Written problem: Pull out every line from the listing that has the word "敢于提问".

(Extracted records)
>>>>
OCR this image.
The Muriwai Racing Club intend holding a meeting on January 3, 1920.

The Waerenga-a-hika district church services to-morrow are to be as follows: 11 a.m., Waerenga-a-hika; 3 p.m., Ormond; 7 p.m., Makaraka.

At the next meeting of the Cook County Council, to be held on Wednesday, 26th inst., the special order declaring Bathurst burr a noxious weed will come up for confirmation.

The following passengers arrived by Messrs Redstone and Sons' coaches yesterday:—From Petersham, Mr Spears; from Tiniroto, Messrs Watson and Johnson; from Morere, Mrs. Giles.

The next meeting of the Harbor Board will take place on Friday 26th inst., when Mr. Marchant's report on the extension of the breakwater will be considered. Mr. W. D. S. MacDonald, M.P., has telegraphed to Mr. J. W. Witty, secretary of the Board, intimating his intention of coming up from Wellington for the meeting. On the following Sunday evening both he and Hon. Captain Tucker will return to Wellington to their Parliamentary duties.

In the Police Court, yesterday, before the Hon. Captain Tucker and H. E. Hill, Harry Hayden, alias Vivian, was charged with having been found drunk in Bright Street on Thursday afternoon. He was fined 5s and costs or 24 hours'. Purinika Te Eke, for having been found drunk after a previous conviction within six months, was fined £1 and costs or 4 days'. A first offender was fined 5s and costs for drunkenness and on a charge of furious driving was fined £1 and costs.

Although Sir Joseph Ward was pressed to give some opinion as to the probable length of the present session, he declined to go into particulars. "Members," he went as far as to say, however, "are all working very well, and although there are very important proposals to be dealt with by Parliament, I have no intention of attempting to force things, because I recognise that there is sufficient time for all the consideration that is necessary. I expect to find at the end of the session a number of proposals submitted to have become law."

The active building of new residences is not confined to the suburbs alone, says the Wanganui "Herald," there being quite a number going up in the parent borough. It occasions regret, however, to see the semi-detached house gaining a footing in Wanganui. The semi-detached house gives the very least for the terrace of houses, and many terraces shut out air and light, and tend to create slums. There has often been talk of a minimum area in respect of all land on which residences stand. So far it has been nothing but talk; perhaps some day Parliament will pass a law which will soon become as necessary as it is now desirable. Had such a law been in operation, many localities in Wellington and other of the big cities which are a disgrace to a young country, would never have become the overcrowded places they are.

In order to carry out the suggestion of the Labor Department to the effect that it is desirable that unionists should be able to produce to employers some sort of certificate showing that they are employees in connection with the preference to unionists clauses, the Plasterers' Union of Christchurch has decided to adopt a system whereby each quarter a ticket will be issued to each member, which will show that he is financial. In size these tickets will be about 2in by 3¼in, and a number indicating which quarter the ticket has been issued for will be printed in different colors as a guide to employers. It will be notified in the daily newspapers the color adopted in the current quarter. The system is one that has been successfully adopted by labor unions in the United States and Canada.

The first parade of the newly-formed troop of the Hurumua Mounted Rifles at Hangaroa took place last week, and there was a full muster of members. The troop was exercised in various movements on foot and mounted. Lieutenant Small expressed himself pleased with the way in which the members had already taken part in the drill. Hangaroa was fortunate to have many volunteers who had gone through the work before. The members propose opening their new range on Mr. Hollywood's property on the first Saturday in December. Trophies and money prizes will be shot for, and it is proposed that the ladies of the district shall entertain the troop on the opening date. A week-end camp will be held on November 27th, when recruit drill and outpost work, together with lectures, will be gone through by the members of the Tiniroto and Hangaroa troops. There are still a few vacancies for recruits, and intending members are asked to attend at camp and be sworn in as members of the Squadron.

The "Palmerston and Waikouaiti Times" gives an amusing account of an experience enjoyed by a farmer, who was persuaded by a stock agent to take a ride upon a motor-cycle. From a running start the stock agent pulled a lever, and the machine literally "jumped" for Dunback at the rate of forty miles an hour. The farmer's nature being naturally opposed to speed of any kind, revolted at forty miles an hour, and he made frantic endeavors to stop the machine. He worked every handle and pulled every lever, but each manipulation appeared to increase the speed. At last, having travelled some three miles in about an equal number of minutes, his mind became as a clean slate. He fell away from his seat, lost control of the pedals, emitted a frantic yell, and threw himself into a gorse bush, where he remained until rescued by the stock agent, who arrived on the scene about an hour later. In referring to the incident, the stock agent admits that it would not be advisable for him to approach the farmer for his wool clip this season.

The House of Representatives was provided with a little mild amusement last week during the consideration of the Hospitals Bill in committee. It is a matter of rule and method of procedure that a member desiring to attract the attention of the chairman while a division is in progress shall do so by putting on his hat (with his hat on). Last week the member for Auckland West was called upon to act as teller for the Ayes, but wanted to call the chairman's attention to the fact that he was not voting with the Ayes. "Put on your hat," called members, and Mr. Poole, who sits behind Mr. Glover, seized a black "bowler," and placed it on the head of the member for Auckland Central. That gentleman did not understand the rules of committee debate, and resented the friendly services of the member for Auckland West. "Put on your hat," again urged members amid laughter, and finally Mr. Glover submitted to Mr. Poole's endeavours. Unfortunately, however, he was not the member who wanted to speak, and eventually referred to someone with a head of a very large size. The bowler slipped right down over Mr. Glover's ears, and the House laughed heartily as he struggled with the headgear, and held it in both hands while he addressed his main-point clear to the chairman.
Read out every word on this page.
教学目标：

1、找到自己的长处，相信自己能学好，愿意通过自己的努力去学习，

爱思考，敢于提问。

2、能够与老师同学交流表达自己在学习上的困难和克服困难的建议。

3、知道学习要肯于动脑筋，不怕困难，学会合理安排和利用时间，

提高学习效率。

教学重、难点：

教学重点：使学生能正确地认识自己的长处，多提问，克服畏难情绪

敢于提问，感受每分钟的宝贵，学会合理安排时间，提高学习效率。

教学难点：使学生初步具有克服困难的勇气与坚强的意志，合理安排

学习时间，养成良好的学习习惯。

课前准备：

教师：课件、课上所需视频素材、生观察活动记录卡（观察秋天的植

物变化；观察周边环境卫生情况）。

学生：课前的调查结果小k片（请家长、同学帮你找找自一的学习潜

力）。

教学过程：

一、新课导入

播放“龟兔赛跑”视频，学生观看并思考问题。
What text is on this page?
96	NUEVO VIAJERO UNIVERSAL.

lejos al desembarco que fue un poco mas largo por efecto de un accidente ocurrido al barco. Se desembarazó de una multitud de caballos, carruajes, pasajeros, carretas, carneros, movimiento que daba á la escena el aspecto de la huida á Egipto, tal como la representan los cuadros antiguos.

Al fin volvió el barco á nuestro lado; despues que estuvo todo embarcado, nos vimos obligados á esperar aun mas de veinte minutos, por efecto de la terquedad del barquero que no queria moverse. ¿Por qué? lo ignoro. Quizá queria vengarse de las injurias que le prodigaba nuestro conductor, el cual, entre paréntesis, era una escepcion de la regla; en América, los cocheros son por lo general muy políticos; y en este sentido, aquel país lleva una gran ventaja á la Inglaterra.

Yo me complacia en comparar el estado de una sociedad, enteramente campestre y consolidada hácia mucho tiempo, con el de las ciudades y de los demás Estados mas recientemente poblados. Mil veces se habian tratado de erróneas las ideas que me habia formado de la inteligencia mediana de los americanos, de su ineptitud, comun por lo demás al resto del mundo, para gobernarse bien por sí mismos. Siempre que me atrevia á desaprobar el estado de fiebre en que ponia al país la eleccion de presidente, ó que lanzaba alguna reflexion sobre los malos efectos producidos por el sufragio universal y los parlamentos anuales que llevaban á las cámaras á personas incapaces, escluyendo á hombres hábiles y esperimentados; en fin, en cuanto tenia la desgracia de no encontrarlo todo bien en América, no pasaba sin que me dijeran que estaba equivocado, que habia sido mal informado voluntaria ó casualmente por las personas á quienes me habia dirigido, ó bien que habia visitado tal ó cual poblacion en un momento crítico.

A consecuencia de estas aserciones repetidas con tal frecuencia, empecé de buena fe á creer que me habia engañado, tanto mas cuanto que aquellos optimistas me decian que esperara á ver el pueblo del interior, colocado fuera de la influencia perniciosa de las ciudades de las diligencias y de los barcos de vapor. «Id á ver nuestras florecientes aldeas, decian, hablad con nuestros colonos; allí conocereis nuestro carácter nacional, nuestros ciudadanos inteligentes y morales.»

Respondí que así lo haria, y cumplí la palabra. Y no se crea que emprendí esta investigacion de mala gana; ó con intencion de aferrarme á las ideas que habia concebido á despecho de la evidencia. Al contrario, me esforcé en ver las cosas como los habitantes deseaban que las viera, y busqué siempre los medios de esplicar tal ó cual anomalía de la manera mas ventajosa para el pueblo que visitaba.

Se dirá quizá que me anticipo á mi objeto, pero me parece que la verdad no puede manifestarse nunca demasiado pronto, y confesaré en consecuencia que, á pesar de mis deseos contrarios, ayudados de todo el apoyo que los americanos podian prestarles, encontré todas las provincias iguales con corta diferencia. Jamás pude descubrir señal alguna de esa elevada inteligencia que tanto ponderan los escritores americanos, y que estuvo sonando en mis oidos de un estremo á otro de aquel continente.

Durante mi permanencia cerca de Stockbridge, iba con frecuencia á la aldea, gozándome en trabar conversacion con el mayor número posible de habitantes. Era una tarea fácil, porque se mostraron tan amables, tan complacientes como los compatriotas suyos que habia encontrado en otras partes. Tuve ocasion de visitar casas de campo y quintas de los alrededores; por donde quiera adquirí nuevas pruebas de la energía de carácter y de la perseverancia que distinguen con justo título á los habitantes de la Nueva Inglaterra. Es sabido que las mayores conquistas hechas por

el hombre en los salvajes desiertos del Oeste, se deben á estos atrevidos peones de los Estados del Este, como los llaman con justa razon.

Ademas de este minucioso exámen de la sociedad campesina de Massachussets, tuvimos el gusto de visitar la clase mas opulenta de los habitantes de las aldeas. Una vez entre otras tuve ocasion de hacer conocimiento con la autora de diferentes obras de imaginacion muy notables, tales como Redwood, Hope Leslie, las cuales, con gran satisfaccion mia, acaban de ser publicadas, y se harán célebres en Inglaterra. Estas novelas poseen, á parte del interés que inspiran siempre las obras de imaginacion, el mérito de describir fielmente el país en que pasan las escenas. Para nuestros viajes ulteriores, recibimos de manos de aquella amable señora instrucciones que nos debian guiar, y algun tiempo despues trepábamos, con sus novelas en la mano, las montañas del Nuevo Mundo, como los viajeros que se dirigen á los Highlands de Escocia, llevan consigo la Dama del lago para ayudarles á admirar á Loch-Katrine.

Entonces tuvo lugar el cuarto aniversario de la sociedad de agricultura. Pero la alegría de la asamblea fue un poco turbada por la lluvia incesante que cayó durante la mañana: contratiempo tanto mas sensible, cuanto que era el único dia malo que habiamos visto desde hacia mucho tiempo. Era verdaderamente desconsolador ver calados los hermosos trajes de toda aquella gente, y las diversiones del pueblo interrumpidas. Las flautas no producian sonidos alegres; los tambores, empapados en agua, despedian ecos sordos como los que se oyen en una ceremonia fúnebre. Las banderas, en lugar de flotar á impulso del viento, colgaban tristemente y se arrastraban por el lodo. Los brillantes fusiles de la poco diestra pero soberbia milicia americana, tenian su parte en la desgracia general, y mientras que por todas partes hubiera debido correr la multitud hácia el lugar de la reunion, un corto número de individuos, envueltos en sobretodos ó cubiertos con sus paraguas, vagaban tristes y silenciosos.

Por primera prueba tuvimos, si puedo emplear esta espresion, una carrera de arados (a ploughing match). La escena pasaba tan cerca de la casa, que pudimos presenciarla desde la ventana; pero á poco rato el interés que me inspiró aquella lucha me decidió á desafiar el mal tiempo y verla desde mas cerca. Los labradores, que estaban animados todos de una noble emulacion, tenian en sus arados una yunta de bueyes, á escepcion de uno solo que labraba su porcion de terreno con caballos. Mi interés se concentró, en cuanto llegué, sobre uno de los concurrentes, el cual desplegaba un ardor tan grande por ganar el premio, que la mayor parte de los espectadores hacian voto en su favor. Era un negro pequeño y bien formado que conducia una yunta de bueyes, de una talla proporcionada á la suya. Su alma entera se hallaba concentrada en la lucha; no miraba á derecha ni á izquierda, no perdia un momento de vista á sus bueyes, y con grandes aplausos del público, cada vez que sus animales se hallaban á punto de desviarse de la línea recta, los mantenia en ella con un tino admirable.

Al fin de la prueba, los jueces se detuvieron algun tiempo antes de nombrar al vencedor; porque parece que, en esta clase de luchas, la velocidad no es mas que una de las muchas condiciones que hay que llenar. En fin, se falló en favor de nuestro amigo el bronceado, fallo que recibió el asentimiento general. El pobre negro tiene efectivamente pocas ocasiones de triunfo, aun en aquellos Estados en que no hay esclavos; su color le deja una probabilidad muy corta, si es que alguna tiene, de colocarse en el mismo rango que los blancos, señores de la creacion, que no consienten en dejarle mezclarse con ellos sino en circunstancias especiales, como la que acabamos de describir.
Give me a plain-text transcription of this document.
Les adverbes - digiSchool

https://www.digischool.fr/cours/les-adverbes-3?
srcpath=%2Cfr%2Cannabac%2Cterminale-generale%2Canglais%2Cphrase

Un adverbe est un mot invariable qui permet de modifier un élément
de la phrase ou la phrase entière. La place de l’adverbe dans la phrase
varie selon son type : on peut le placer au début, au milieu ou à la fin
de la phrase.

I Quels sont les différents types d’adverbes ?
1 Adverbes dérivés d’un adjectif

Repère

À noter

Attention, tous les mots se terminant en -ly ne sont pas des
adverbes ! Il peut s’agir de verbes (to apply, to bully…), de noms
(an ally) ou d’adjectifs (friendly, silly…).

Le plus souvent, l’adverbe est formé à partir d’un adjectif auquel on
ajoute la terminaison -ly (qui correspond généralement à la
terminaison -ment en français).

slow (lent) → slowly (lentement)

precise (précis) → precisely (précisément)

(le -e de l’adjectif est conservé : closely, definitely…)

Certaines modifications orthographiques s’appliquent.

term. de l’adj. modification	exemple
<<<<
Exercise output:
爱思考，敢于提问。
敢于提问，感受每分钟的宝贵，学会合理安排时间，提高学习效率。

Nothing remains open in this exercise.